#### Records to process

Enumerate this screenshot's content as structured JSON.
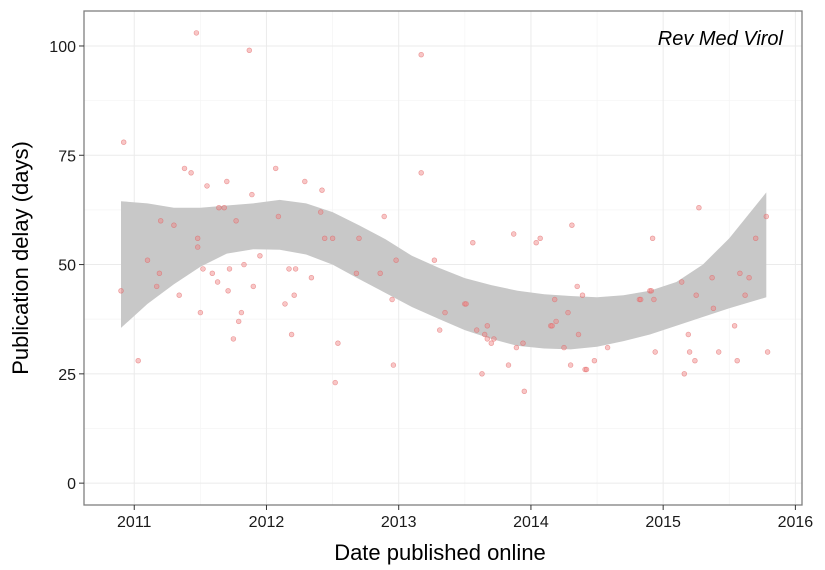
{
  "chart_data": {
    "type": "scatter",
    "title": "",
    "xlabel": "Date published online",
    "ylabel": "Publication delay (days)",
    "annotation": "Rev Med Virol",
    "xlim": [
      2010.62,
      2016.05
    ],
    "ylim": [
      -5,
      108
    ],
    "x_ticks": [
      2011,
      2012,
      2013,
      2014,
      2015,
      2016
    ],
    "x_tick_labels": [
      "2011",
      "2012",
      "2013",
      "2014",
      "2015",
      "2016"
    ],
    "y_ticks": [
      0,
      25,
      50,
      75,
      100
    ],
    "y_tick_labels": [
      "0",
      "25",
      "50",
      "75",
      "100"
    ],
    "grid": true,
    "legend": "none",
    "colors": {
      "points": "#f08080",
      "ribbon": "#c8c8c8",
      "panel_border": "#7f7f7f",
      "grid": "#ebebeb"
    },
    "points": [
      {
        "x": 2010.9,
        "y": 44
      },
      {
        "x": 2010.92,
        "y": 78
      },
      {
        "x": 2011.03,
        "y": 28
      },
      {
        "x": 2011.1,
        "y": 51
      },
      {
        "x": 2011.17,
        "y": 45
      },
      {
        "x": 2011.19,
        "y": 48
      },
      {
        "x": 2011.2,
        "y": 60
      },
      {
        "x": 2011.3,
        "y": 59
      },
      {
        "x": 2011.34,
        "y": 43
      },
      {
        "x": 2011.38,
        "y": 72
      },
      {
        "x": 2011.43,
        "y": 71
      },
      {
        "x": 2011.47,
        "y": 103
      },
      {
        "x": 2011.48,
        "y": 54
      },
      {
        "x": 2011.48,
        "y": 56
      },
      {
        "x": 2011.5,
        "y": 39
      },
      {
        "x": 2011.52,
        "y": 49
      },
      {
        "x": 2011.55,
        "y": 68
      },
      {
        "x": 2011.59,
        "y": 48
      },
      {
        "x": 2011.63,
        "y": 46
      },
      {
        "x": 2011.64,
        "y": 63
      },
      {
        "x": 2011.68,
        "y": 63
      },
      {
        "x": 2011.7,
        "y": 69
      },
      {
        "x": 2011.71,
        "y": 44
      },
      {
        "x": 2011.72,
        "y": 49
      },
      {
        "x": 2011.75,
        "y": 33
      },
      {
        "x": 2011.77,
        "y": 60
      },
      {
        "x": 2011.79,
        "y": 37
      },
      {
        "x": 2011.81,
        "y": 39
      },
      {
        "x": 2011.83,
        "y": 50
      },
      {
        "x": 2011.87,
        "y": 99
      },
      {
        "x": 2011.89,
        "y": 66
      },
      {
        "x": 2011.9,
        "y": 45
      },
      {
        "x": 2011.95,
        "y": 52
      },
      {
        "x": 2012.07,
        "y": 72
      },
      {
        "x": 2012.09,
        "y": 61
      },
      {
        "x": 2012.14,
        "y": 41
      },
      {
        "x": 2012.17,
        "y": 49
      },
      {
        "x": 2012.19,
        "y": 34
      },
      {
        "x": 2012.21,
        "y": 43
      },
      {
        "x": 2012.22,
        "y": 49
      },
      {
        "x": 2012.29,
        "y": 69
      },
      {
        "x": 2012.34,
        "y": 47
      },
      {
        "x": 2012.41,
        "y": 62
      },
      {
        "x": 2012.42,
        "y": 67
      },
      {
        "x": 2012.44,
        "y": 56
      },
      {
        "x": 2012.5,
        "y": 56
      },
      {
        "x": 2012.52,
        "y": 23
      },
      {
        "x": 2012.54,
        "y": 32
      },
      {
        "x": 2012.68,
        "y": 48
      },
      {
        "x": 2012.7,
        "y": 56
      },
      {
        "x": 2012.86,
        "y": 48
      },
      {
        "x": 2012.89,
        "y": 61
      },
      {
        "x": 2012.95,
        "y": 42
      },
      {
        "x": 2012.96,
        "y": 27
      },
      {
        "x": 2012.98,
        "y": 51
      },
      {
        "x": 2013.17,
        "y": 98
      },
      {
        "x": 2013.17,
        "y": 71
      },
      {
        "x": 2013.27,
        "y": 51
      },
      {
        "x": 2013.31,
        "y": 35
      },
      {
        "x": 2013.35,
        "y": 39
      },
      {
        "x": 2013.5,
        "y": 41
      },
      {
        "x": 2013.51,
        "y": 41
      },
      {
        "x": 2013.56,
        "y": 55
      },
      {
        "x": 2013.59,
        "y": 35
      },
      {
        "x": 2013.63,
        "y": 25
      },
      {
        "x": 2013.65,
        "y": 34
      },
      {
        "x": 2013.67,
        "y": 36
      },
      {
        "x": 2013.67,
        "y": 33
      },
      {
        "x": 2013.7,
        "y": 32
      },
      {
        "x": 2013.72,
        "y": 33
      },
      {
        "x": 2013.83,
        "y": 27
      },
      {
        "x": 2013.87,
        "y": 57
      },
      {
        "x": 2013.89,
        "y": 31
      },
      {
        "x": 2013.94,
        "y": 32
      },
      {
        "x": 2013.95,
        "y": 21
      },
      {
        "x": 2014.04,
        "y": 55
      },
      {
        "x": 2014.07,
        "y": 56
      },
      {
        "x": 2014.15,
        "y": 36
      },
      {
        "x": 2014.16,
        "y": 36
      },
      {
        "x": 2014.18,
        "y": 42
      },
      {
        "x": 2014.19,
        "y": 37
      },
      {
        "x": 2014.25,
        "y": 31
      },
      {
        "x": 2014.28,
        "y": 39
      },
      {
        "x": 2014.3,
        "y": 27
      },
      {
        "x": 2014.31,
        "y": 59
      },
      {
        "x": 2014.35,
        "y": 45
      },
      {
        "x": 2014.36,
        "y": 34
      },
      {
        "x": 2014.39,
        "y": 43
      },
      {
        "x": 2014.41,
        "y": 26
      },
      {
        "x": 2014.42,
        "y": 26
      },
      {
        "x": 2014.48,
        "y": 28
      },
      {
        "x": 2014.58,
        "y": 31
      },
      {
        "x": 2014.82,
        "y": 42
      },
      {
        "x": 2014.83,
        "y": 42
      },
      {
        "x": 2014.9,
        "y": 44
      },
      {
        "x": 2014.91,
        "y": 44
      },
      {
        "x": 2014.92,
        "y": 56
      },
      {
        "x": 2014.93,
        "y": 42
      },
      {
        "x": 2014.94,
        "y": 30
      },
      {
        "x": 2015.14,
        "y": 46
      },
      {
        "x": 2015.16,
        "y": 25
      },
      {
        "x": 2015.19,
        "y": 34
      },
      {
        "x": 2015.2,
        "y": 30
      },
      {
        "x": 2015.24,
        "y": 28
      },
      {
        "x": 2015.25,
        "y": 43
      },
      {
        "x": 2015.27,
        "y": 63
      },
      {
        "x": 2015.37,
        "y": 47
      },
      {
        "x": 2015.38,
        "y": 40
      },
      {
        "x": 2015.42,
        "y": 30
      },
      {
        "x": 2015.54,
        "y": 36
      },
      {
        "x": 2015.56,
        "y": 28
      },
      {
        "x": 2015.58,
        "y": 48
      },
      {
        "x": 2015.62,
        "y": 43
      },
      {
        "x": 2015.65,
        "y": 47
      },
      {
        "x": 2015.7,
        "y": 56
      },
      {
        "x": 2015.78,
        "y": 61
      },
      {
        "x": 2015.79,
        "y": 30
      }
    ],
    "smooth_band": {
      "x": [
        2010.9,
        2011.1,
        2011.3,
        2011.5,
        2011.7,
        2011.9,
        2012.1,
        2012.3,
        2012.5,
        2012.7,
        2012.9,
        2013.1,
        2013.3,
        2013.5,
        2013.7,
        2013.9,
        2014.1,
        2014.3,
        2014.5,
        2014.7,
        2014.9,
        2015.1,
        2015.3,
        2015.5,
        2015.78
      ],
      "upper": [
        64.5,
        64.0,
        63.0,
        63.0,
        63.5,
        64.0,
        64.8,
        64.0,
        62.0,
        59.0,
        55.8,
        52.0,
        49.3,
        46.9,
        45.3,
        44.0,
        43.2,
        42.8,
        42.5,
        43.0,
        44.0,
        46.0,
        50.0,
        56.0,
        66.5
      ],
      "lower": [
        35.5,
        41.0,
        45.5,
        49.5,
        52.5,
        53.5,
        53.4,
        52.3,
        50.0,
        46.7,
        43.5,
        40.3,
        37.6,
        35.0,
        33.0,
        31.4,
        30.8,
        30.6,
        31.2,
        32.5,
        34.0,
        36.0,
        38.0,
        40.0,
        42.5
      ]
    }
  }
}
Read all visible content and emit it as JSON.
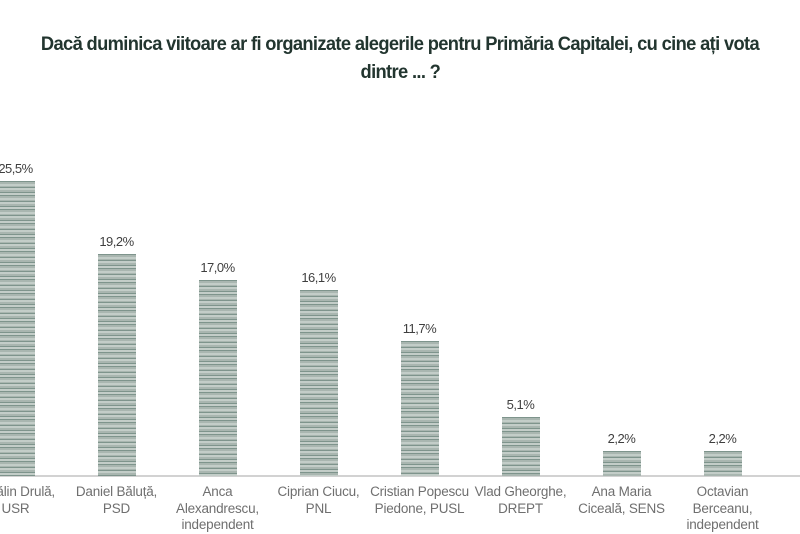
{
  "title": {
    "line1": "Dacă duminica viitoare ar fi organizate alegerile pentru Primăria Capitalei, cu cine ați vota",
    "line2": "dintre ... ?"
  },
  "colors": {
    "background": "#ffffff",
    "title_text": "#22352f",
    "value_label_text": "#3f3f3f",
    "category_label_text": "#6f6f6f",
    "axis_line": "#d2d2d2",
    "bar_base": "#a9b6b0",
    "bar_stripe_dark": "#7e948c",
    "bar_stripe_light": "#c3cdc8"
  },
  "chart_data": {
    "type": "bar",
    "title": "Dacă duminica viitoare ar fi organizate alegerile pentru Primăria Capitalei, cu cine ați vota dintre ... ?",
    "categories": [
      "Cătălin Drulă, USR",
      "Daniel Băluță, PSD",
      "Anca Alexandrescu, independent",
      "Ciprian Ciucu, PNL",
      "Cristian Popescu Piedone, PUSL",
      "Vlad Gheorghe, DREPT",
      "Ana Maria Ciceală, SENS",
      "Octavian Berceanu, independent"
    ],
    "category_line_breaks": [
      [
        "Cătălin Drulă,",
        "USR"
      ],
      [
        "Daniel Băluță,",
        "PSD"
      ],
      [
        "Anca",
        "Alexandrescu,",
        "independent"
      ],
      [
        "Ciprian Ciucu,",
        "PNL"
      ],
      [
        "Cristian Popescu",
        "Piedone, PUSL"
      ],
      [
        "Vlad Gheorghe,",
        "DREPT"
      ],
      [
        "Ana Maria",
        "Ciceală, SENS"
      ],
      [
        "Octavian",
        "Berceanu,",
        "independent"
      ]
    ],
    "values": [
      25.5,
      19.2,
      17.0,
      16.1,
      11.7,
      5.1,
      2.2,
      2.2
    ],
    "value_labels": [
      "25,5%",
      "19,2%",
      "17,0%",
      "16,1%",
      "11,7%",
      "5,1%",
      "2,2%",
      "2,2%"
    ],
    "xlabel": "",
    "ylabel": "",
    "ylim": [
      0,
      30
    ],
    "grid": false,
    "legend": false,
    "bar_texture": "horizontal-stripes",
    "decimal_separator": ","
  }
}
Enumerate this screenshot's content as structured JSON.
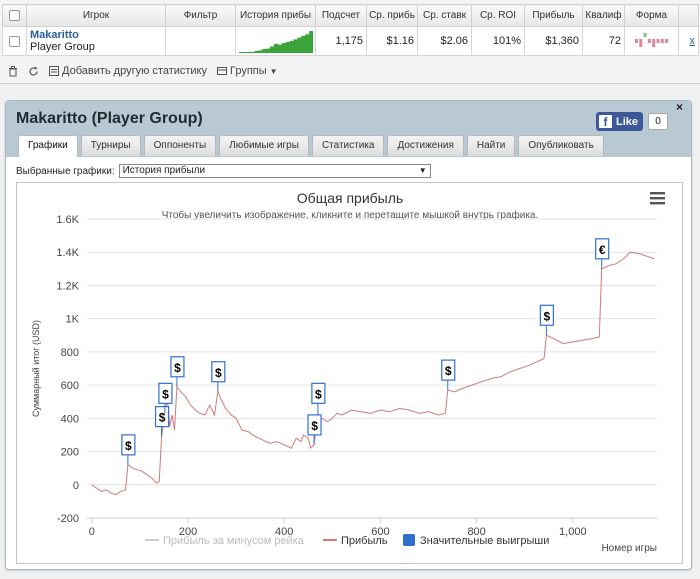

########

◆ **Task to carry out**
In the entries above, find every line holding the word "xlabel" and copy it out.

◆ **Answer for the task**
    "xlabel": "Date published online",
    "xlabel": "",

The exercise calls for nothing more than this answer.